===== Source records
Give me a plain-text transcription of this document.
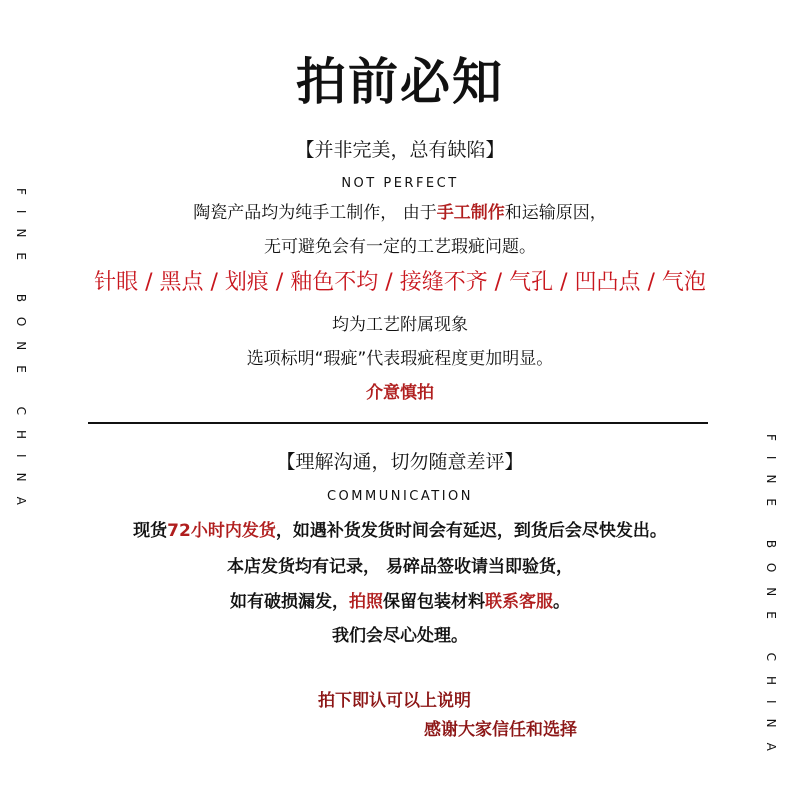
FINE BONE CHINA
FINE BONE CHINA
拍前必知
【并非完美，总有缺陷】
NOT PERFECT
陶瓷产品均为纯手工制作， 由于手工制作和运输原因，
无可避免会有一定的工艺瑕疵问题。
针眼 / 黑点 / 划痕 / 釉色不均 / 接缝不齐 / 气孔 / 凹凸点 / 气泡
均为工艺附属现象
选项标明“瑕疵”代表瑕疵程度更加明显。
介意慎拍
【理解沟通，切勿随意差评】
COMMUNICATION
现货72小时内发货，如遇补货发货时间会有延迟，到货后会尽快发出。
本店发货均有记录， 易碎品签收请当即验货，
如有破损漏发，拍照保留包装材料联系客服。
我们会尽心处理。
拍下即认可以上说明
感谢大家信任和选择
==========
Do this = Transcribe the listing in full and omit the pictures.

Written answer =
Give me a plain-text transcription of this document.
FINE BONE CHINA
FINE BONE CHINA
拍前必知
【并非完美，总有缺陷】
NOT PERFECT
陶瓷产品均为纯手工制作， 由于手工制作和运输原因，
无可避免会有一定的工艺瑕疵问题。
针眼 / 黑点 / 划痕 / 釉色不均 / 接缝不齐 / 气孔 / 凹凸点 / 气泡
均为工艺附属现象
选项标明“瑕疵”代表瑕疵程度更加明显。
介意慎拍
【理解沟通，切勿随意差评】
COMMUNICATION
现货72小时内发货，如遇补货发货时间会有延迟，到货后会尽快发出。
本店发货均有记录， 易碎品签收请当即验货，
如有破损漏发，拍照保留包装材料联系客服。
我们会尽心处理。
拍下即认可以上说明
感谢大家信任和选择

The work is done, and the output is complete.